(Dataset listings of figures)
★ ★ ★

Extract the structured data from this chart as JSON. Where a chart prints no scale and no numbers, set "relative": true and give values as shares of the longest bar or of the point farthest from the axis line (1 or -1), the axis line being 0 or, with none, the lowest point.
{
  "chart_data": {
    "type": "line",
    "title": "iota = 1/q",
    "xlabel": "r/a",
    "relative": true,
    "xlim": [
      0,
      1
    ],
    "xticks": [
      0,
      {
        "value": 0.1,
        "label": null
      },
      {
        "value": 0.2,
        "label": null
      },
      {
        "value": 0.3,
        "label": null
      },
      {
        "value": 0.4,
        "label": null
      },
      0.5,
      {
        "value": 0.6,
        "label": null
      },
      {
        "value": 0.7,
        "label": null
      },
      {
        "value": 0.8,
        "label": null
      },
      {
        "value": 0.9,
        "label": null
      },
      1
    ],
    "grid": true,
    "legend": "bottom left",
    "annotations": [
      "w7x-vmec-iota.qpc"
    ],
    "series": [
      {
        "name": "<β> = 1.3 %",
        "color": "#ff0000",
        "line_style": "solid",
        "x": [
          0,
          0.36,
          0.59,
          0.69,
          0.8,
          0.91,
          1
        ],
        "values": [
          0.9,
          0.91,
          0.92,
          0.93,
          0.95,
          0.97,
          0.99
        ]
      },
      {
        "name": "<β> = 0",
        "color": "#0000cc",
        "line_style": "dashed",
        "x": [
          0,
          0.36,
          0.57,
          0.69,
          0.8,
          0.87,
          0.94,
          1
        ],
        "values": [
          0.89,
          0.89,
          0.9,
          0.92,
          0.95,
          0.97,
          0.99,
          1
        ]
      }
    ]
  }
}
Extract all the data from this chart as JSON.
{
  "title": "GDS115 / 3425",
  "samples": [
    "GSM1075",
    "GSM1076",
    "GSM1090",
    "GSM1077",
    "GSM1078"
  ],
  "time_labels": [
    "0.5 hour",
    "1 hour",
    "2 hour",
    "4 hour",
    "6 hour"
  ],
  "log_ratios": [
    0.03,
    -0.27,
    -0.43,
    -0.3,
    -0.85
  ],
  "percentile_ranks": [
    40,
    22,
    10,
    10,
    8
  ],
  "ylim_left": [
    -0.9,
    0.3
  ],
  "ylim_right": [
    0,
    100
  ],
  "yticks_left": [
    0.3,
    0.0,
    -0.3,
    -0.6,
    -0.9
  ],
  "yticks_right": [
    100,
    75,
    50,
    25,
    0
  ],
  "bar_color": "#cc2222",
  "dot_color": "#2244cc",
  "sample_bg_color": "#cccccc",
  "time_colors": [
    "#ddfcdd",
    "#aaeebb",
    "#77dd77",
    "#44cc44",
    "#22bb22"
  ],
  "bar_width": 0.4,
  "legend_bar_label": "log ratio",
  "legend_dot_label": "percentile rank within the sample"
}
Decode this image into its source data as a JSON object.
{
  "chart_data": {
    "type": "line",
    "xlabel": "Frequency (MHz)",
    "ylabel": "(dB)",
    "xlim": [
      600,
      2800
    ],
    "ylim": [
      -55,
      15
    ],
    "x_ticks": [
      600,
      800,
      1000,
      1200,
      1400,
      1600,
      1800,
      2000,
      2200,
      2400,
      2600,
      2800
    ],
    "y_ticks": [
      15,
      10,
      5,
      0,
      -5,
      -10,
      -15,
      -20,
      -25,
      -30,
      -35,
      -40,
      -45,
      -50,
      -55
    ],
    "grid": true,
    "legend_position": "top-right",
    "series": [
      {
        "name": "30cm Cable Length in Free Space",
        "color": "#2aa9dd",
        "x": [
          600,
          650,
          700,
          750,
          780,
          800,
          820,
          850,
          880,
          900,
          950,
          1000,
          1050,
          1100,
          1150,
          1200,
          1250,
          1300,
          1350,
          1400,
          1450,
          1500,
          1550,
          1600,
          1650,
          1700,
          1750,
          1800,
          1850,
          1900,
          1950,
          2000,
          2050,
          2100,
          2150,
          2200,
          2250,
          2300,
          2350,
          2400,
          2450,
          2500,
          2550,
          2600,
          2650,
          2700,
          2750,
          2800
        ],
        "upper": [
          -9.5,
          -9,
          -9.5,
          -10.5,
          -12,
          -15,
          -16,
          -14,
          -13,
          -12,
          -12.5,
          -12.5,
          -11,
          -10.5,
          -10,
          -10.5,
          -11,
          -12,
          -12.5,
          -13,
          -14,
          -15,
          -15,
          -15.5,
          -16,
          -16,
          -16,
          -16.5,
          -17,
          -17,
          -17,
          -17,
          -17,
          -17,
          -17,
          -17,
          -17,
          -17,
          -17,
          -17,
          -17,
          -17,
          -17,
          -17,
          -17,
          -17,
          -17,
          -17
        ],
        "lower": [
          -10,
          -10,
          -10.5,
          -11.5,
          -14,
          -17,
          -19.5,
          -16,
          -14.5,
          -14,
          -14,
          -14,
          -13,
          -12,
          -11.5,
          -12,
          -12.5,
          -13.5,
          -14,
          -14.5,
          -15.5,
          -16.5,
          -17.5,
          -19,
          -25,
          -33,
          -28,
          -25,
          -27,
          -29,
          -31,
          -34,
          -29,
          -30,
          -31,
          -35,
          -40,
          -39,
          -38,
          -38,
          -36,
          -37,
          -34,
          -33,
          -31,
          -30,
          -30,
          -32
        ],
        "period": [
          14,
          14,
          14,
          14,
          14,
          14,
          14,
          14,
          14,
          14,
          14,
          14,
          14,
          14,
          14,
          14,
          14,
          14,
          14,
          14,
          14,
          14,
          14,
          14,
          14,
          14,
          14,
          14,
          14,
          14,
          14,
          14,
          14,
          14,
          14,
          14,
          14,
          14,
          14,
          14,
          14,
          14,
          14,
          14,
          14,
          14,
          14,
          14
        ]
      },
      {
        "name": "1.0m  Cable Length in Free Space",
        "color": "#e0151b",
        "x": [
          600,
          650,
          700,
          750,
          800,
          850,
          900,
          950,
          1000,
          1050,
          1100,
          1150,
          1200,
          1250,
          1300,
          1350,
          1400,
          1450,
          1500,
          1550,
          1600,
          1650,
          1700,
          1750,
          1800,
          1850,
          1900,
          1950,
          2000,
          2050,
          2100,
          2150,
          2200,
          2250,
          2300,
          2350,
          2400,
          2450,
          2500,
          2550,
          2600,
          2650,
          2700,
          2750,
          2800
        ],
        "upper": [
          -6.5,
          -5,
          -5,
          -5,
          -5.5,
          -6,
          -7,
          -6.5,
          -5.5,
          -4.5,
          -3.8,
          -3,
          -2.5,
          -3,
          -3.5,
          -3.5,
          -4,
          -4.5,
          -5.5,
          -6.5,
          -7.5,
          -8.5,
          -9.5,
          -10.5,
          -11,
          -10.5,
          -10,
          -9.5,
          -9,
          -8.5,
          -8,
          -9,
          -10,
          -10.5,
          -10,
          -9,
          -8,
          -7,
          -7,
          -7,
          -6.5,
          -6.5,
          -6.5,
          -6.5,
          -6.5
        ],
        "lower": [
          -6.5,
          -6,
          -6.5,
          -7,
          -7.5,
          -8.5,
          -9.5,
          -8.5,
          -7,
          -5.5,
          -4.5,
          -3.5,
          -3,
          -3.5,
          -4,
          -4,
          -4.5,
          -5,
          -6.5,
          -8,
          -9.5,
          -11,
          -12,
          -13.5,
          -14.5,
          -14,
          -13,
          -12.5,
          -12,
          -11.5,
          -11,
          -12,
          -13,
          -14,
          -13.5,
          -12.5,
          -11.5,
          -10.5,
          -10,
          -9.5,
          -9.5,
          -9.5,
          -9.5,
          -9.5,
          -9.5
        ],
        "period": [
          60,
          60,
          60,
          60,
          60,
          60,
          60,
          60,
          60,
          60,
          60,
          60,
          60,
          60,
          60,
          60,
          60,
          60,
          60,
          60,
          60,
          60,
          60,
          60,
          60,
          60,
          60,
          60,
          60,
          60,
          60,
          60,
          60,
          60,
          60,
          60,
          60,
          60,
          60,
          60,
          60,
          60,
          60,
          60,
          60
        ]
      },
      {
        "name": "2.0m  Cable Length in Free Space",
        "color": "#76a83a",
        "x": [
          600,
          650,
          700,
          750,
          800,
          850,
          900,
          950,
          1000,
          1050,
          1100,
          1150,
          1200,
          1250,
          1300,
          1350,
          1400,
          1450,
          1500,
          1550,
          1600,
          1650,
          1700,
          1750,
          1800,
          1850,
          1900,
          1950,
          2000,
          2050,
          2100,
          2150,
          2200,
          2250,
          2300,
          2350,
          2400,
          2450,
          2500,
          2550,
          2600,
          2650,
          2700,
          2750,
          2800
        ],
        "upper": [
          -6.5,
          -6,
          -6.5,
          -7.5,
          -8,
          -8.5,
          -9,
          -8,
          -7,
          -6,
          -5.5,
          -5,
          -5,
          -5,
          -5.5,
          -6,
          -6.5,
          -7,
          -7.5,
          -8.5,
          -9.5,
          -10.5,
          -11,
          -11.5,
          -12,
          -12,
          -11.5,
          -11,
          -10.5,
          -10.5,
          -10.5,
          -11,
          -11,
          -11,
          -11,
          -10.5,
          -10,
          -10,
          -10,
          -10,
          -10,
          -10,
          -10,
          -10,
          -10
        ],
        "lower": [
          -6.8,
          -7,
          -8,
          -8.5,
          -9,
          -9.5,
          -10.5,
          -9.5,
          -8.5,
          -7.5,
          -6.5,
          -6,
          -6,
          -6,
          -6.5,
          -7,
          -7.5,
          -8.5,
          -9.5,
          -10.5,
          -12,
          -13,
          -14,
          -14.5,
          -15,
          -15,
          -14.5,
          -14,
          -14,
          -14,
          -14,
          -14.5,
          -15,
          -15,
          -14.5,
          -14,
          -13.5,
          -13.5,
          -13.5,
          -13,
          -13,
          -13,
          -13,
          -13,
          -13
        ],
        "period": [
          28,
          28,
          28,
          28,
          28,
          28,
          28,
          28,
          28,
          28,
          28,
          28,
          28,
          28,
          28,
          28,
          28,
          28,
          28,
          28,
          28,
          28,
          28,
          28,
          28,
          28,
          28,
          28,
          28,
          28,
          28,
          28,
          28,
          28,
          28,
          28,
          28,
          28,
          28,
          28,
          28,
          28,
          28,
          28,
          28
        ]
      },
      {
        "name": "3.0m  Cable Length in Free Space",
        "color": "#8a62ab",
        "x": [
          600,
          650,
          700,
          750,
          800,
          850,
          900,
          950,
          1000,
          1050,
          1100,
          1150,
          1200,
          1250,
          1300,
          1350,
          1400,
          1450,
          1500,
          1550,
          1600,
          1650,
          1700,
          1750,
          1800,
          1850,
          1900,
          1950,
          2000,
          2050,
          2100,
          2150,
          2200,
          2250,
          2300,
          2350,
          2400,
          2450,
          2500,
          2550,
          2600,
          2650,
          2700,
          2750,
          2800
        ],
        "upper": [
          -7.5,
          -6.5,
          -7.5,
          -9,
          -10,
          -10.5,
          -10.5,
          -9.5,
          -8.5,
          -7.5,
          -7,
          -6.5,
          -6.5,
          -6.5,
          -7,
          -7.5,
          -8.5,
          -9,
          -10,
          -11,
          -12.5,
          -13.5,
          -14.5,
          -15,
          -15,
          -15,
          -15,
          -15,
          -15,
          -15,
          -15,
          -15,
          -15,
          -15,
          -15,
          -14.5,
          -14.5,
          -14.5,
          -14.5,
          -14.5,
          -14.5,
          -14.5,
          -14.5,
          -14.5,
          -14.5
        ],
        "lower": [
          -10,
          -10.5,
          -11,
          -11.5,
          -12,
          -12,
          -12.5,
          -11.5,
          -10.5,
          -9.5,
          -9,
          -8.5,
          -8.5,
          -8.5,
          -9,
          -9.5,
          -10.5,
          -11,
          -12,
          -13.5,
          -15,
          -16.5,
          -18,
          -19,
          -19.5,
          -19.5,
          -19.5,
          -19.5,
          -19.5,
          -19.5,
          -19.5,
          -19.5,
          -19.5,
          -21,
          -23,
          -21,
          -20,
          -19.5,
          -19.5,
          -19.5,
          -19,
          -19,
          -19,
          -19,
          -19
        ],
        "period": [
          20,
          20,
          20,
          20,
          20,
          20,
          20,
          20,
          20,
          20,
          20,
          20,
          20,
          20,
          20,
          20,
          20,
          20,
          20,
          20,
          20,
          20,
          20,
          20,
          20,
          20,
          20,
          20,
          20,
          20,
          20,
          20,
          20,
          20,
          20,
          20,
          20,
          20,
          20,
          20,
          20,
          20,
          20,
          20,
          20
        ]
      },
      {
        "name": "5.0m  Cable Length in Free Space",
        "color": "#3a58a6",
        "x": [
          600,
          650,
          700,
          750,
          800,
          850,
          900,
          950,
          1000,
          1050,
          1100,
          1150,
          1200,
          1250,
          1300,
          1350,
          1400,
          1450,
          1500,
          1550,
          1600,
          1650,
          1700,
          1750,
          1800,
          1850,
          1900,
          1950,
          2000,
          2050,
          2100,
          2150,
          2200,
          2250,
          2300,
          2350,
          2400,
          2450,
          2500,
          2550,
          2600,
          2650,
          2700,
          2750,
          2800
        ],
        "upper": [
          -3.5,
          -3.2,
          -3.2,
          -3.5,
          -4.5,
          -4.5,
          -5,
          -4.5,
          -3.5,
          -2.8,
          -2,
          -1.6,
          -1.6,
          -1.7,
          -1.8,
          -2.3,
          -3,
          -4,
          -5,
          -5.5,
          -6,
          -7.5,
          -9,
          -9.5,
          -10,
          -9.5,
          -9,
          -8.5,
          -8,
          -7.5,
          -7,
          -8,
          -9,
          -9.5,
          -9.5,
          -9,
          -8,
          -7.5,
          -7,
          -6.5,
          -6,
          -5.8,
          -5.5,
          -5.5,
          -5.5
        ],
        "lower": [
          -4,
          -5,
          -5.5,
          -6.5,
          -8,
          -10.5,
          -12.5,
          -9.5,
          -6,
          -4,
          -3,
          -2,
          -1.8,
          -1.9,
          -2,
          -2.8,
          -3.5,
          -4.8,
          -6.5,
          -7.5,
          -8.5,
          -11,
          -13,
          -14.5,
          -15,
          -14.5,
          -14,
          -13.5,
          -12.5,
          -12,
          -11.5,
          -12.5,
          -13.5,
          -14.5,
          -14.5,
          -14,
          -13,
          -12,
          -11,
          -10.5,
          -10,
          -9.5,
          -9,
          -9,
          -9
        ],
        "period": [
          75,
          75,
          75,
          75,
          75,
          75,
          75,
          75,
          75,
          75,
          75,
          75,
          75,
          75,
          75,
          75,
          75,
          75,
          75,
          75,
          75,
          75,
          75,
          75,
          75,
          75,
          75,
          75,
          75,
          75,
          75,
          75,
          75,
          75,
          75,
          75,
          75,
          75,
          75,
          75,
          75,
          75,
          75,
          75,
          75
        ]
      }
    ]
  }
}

★ ★ ★

## Description of the task
Every line containing the string "Cable" must be listed.

## Task response
        "name": "30cm Cable Length in Free Space",
        "name": "1.0m  Cable Length in Free Space",
        "name": "2.0m  Cable Length in Free Space",
        "name": "3.0m  Cable Length in Free Space",
        "name": "5.0m  Cable Length in Free Space",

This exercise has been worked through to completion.